▸ Short task
Do statements 1., 2. and 3. below agree with the thread on tethering goats? For each, answer yes or no and quote the words from the thread that decide it.
1. MisFitFarm had 11 goats tethered while typing the post.
2. dancingbear planned to leave the goats tethered overnight.
3. Caprice Acres says tethered goats get plenty of browsing opportunities.

# Tethering goats?



## dancingbear (Mar 25, 2008)

I'm seriously thinking of getting some ND's, and looking at possibilities for housing them. 

I'm wondering if it's ok to tether a goat with a collar, so they can be moved around different areas to graze. 

What I have in mind is this: A decent sized, but not huge pen with a nice shelter in it, water trough or bucket, hay rack, etc., to keep one or two dwarf goats at night, then in the day time tether them out on different parts of the property where there's a good variety of browse, shade and sun, water bucket...

I'd be checking on them often. Most places I'd tether them I could see from the back door, too. Is this a fairly safe practice? I don't want to harm them by doing something stupid. I've read about people keeping goats on a tether, and wondered if it may be a good option.


----------



## Alice In TX/MO (May 10, 2002)

Tethered goats tangle themselves and anything within reach. :viking:


----------



## Caprice Acres (Mar 6, 2005)

It's a big danger from predators or wandering dogs.

They tangle themselves, sometimes into deadly positions.

The browsing opportunities are limited, because you can't tether them near too much brush. (and therefore you would still have to provide quite a bit of feed)

If I were you, I would just spend a little more and fence the area. More expensive, yes, but MUCH, MUCH safer and alot less hassle. Better yet, make two pastures for rotational purposes.


----------



## MisFitFarm (Dec 31, 2007)

This subject comes up every so often. As I am typing this, I have 11 goats tethered in my yard. They are tethered just far enough apart that they don't get tangled with each other, and it allows me to move them around to places that I can't fence in. It's a change for them, and they absolutely love it. I do it several times a week, and it cuts down on the amount I have to mow! (More eco-friendly.)

Having said that, I think it's entirely up to you and your situation. I check on mine frequently, make sure each one can reach water, and our LGD is right there with them. So, they are in my yard, I can see them from every window in the house, and they are being watched by a huge fur ball who is VERY attached to his babies.


----------



## dancingbear (Mar 25, 2008)

I was thinking of maybe some "zip-line" arrangements, like people sometimes use for dogs. Sturdy posts with a strong cable, sort of like a clothes line, so they could run back and forth without a bunch of cable down where they'd wrap it around anything. I have 2 good dogs who guard the chickens, I'm sure they'd help me watch the goats. And, I'd never leave them tethered overnight, or when I wouldn't be home.

It's an option I'm considering, I haven't decided anything yet.


----------



## xoxoGOATSxoxo (Jul 29, 2006)

Stored data entries
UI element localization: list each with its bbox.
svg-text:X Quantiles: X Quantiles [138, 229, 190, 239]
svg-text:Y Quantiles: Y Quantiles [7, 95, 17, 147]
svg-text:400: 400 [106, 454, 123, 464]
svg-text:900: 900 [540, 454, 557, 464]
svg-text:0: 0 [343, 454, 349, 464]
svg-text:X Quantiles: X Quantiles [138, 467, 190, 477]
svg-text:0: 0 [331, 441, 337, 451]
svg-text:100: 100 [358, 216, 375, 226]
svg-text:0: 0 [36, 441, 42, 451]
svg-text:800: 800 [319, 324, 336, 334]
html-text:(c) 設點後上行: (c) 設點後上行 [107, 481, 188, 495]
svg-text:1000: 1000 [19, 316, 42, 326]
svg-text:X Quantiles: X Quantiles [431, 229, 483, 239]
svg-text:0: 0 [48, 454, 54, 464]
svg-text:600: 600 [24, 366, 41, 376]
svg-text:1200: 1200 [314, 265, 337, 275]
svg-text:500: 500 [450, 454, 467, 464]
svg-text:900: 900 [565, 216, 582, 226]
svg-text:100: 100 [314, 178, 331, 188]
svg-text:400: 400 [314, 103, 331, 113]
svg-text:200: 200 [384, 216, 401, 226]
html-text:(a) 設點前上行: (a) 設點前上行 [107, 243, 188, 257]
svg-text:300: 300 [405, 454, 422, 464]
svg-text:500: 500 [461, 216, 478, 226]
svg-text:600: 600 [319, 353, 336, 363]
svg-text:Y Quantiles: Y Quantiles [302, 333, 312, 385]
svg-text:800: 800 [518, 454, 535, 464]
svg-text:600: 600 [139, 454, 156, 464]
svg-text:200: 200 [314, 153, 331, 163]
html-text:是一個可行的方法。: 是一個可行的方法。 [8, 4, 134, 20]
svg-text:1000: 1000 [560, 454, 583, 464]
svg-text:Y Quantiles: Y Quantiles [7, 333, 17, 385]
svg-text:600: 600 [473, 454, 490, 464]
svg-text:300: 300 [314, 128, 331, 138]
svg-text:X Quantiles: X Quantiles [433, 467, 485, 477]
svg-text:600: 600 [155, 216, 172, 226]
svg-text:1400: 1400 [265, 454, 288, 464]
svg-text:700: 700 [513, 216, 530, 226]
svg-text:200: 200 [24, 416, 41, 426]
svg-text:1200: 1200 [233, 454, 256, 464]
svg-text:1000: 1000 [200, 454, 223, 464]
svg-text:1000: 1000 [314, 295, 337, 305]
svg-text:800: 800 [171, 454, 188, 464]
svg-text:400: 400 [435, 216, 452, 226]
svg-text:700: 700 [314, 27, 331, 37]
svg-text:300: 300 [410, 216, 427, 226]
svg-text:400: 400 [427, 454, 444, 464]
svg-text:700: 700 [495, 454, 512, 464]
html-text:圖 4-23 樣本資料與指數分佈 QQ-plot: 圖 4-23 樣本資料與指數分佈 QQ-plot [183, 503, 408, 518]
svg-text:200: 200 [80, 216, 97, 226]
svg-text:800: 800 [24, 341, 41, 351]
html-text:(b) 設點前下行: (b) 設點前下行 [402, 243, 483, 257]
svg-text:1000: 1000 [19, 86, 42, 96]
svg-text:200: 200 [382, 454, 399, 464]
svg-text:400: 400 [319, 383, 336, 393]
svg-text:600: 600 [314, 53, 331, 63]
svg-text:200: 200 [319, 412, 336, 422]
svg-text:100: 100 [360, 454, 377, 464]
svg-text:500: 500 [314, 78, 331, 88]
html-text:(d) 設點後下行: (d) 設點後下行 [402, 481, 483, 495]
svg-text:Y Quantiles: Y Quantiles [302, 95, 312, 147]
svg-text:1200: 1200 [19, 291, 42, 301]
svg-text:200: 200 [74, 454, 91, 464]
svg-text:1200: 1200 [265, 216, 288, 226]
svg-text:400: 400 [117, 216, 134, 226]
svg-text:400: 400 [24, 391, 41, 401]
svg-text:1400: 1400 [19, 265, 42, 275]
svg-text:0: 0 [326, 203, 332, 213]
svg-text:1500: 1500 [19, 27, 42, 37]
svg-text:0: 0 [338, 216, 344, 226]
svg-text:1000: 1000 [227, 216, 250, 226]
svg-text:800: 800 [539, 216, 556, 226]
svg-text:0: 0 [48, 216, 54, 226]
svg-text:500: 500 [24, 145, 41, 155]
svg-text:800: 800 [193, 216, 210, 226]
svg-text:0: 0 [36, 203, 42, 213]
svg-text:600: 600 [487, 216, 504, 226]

▸ Final answer
1. Yes: "As I am typing this, I have 11 goats tethered in my yard."
2. No: "I'd never leave them tethered overnight, or when I wouldn't be home."
3. No: "The browsing opportunities are limited, because you can't tether them near too much brush."